#### Stated exercise:
Below are the records; copy each line in them that holds the word "Google".

*-*-*

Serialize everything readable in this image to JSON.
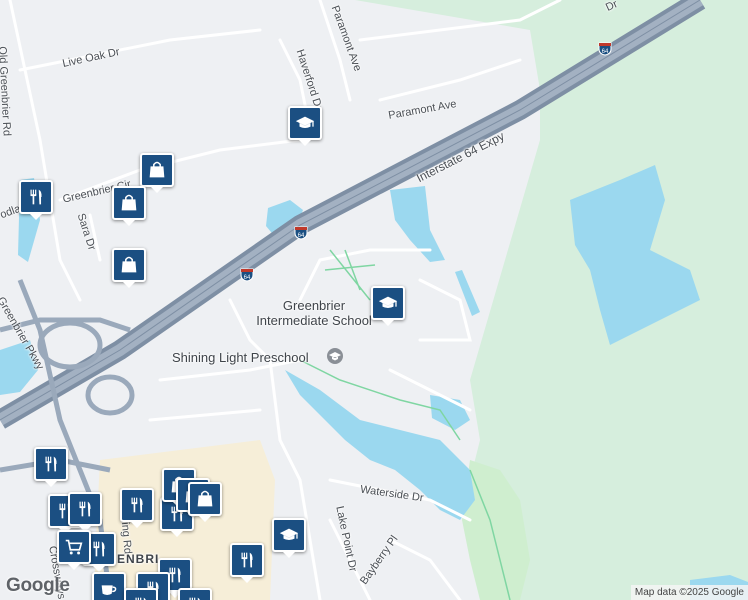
{
  "streets": {
    "old_greenbrier_rd": "Old Greenbrier Rd",
    "live_oak_dr": "Live Oak Dr",
    "haverford_dr": "Haverford Dr",
    "paramont_ave_upper": "Paramont Ave",
    "paramont_ave": "Paramont Ave",
    "interstate": "Interstate 64 Expy",
    "greenbrier_cir": "Greenbrier Cir",
    "sara_dr": "Sara Dr",
    "greenbrier_pkwy": "Greenbrier Pkwy",
    "waterside_dr": "Waterside Dr",
    "lake_point_dr": "Lake Point Dr",
    "bayberry_pl": "Bayberry Pl",
    "kling_rd": "Kling Rd",
    "crossways": "Crossways",
    "edge_left": "odla",
    "edge_top": "Dr"
  },
  "places": {
    "greenbrier_intermediate": "Greenbrier Intermediate School",
    "shining_light": "Shining Light Preschool",
    "greenbrier_area": "GREENBRI"
  },
  "shields": {
    "route": "64"
  },
  "icons": {
    "school": "graduation-cap-icon",
    "restaurant": "fork-knife-icon",
    "shopping": "shopping-bag-icon",
    "cart": "shopping-cart-icon",
    "cafe": "coffee-cup-icon"
  },
  "colors": {
    "marker": "#1b4f82",
    "water": "#9bd8ef",
    "park": "#d6eedd",
    "highway": "#8a9bb0",
    "commercial": "#f6eed8"
  },
  "attribution": "Map data ©2025 Google",
  "logo": "Google"
}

*-*-*

#### Result for this exercise:
  "attribution": "Map data ©2025 Google",
  "logo": "Google"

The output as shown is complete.